## TEXTE DE LA PAGE
┏━━
Ce n’est pas encore un livre supplémentaire sur le conflit le plus médiatisé de la planète depuis plus de soixante ans. L’ouvrage « Israël-Palestine. Les enjeux d’un conflit », publié sous la direction d’Esther Benbassa, aborde une multitude de sujets, prétendument secondaires, souvent passés sous silence (*).

Le chapitre consacré aux associations de femmes arabes en Israël (« actrices de nouvelles formes de mobilisation palestinienne »), signé par Elisabeth Marteu, est l’exemple même des thèmes rarement abordés par les médias français. Ils oublient la plupart du temps que les citoyens arabes d’Israël représentent 18 à 20 % de la population israélienne. Et qu’il existe des féministes arabes qui ne baissent pas les bras.

« Israël-Palestine. Les enjeux d’un conflit » n’est pas un livre à lire d’une seule traite. Il est préférable de le picorer, tant il est riche de témoignages non seulement puissants, mais fort bien informés. Sait-on, par exemple, que la France a d’abord préféré s’abstenir à l’ONU, le 25 novembre 1947, sur le plan de partage de l’ONU ? Il faudra la menace américaine d’exclure la France du plan Marshall pour que Paris vote en faveur du plan de partage le 29 novembre suivant.
┗━━
## ENTRÉES FOURNIES
┏━━
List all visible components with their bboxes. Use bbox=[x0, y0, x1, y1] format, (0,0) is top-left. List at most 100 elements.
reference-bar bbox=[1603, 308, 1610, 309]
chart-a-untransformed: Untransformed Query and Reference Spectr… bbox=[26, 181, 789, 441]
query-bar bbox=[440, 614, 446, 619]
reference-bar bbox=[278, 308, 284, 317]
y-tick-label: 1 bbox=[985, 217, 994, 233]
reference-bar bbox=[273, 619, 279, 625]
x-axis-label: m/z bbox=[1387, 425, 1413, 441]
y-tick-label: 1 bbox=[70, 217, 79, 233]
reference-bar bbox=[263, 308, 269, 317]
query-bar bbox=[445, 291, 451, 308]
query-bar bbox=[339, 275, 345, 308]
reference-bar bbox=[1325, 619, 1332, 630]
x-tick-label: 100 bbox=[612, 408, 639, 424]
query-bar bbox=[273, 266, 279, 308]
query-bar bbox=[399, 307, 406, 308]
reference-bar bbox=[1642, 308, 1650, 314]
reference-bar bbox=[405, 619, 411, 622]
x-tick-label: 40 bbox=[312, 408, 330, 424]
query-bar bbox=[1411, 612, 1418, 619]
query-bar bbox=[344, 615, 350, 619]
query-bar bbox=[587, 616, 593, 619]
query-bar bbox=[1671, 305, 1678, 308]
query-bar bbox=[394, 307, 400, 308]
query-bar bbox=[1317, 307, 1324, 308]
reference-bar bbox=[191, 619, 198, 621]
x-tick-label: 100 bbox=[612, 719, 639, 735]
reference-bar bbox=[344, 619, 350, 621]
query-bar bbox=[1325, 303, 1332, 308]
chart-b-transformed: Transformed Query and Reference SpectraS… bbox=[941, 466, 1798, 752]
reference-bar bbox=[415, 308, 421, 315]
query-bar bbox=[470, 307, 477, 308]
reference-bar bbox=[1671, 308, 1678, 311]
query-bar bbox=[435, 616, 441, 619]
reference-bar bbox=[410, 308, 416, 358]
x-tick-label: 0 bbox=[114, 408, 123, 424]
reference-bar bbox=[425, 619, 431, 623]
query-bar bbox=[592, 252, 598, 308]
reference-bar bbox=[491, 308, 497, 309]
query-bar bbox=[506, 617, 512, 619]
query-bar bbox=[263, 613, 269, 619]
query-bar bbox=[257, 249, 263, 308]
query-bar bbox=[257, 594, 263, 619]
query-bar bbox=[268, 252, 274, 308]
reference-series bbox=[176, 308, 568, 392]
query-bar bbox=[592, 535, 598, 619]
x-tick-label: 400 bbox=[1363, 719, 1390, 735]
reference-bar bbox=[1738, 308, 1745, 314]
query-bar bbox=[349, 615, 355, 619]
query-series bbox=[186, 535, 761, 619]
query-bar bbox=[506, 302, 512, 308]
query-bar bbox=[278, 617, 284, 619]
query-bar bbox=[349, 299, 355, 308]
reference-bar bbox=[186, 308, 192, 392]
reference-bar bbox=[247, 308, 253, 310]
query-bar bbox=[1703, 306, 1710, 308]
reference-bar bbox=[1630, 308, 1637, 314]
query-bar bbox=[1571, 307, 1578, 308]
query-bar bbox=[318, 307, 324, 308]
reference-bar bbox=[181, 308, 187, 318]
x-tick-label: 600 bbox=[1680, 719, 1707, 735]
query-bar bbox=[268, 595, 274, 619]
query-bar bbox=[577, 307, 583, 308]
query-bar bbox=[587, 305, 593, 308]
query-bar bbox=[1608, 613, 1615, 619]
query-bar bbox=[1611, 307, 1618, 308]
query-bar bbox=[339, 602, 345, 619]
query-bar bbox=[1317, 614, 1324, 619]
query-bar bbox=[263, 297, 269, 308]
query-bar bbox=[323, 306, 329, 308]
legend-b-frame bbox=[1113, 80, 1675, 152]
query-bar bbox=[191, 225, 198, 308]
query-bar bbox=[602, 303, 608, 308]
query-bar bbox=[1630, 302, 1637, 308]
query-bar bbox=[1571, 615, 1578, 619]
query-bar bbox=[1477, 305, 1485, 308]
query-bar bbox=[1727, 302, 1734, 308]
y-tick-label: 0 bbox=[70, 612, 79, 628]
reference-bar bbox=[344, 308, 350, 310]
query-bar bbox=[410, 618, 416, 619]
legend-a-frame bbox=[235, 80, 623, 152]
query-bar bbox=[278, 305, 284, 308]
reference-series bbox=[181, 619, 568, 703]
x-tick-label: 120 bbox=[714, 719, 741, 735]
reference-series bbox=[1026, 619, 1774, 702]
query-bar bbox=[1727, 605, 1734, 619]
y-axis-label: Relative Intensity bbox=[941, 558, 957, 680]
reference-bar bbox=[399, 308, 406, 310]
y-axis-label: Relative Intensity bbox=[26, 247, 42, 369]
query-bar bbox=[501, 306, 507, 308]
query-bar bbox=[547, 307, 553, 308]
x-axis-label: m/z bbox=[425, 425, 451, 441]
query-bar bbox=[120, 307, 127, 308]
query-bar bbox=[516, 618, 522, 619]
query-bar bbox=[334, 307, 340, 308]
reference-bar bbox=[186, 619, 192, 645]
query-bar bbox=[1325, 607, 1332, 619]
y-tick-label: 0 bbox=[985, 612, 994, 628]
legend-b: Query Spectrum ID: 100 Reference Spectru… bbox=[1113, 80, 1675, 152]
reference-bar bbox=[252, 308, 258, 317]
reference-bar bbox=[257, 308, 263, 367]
┗━━
## CONSIGNE
Dans la présentation de l'ouvrage, recopiez le passage compris entre « Le chapitre consacré » et « pas les bras. » inclus, en renommant « associations » en « organisations ». Les items ne jouent aucun rôle dans ce travail.

## RÉPONSE COMPLÈTE
Le chapitre consacré aux organisations de femmes arabes en Israël (« actrices de nouvelles formes de mobilisation palestinienne »), signé par Elisabeth Marteu, est l’exemple même des thèmes rarement abordés par les médias français. Ils oublient la plupart du temps que les citoyens arabes d’Israël représentent 18 à 20 % de la population israélienne. Et qu’il existe des féministes arabes qui ne baissent pas les bras.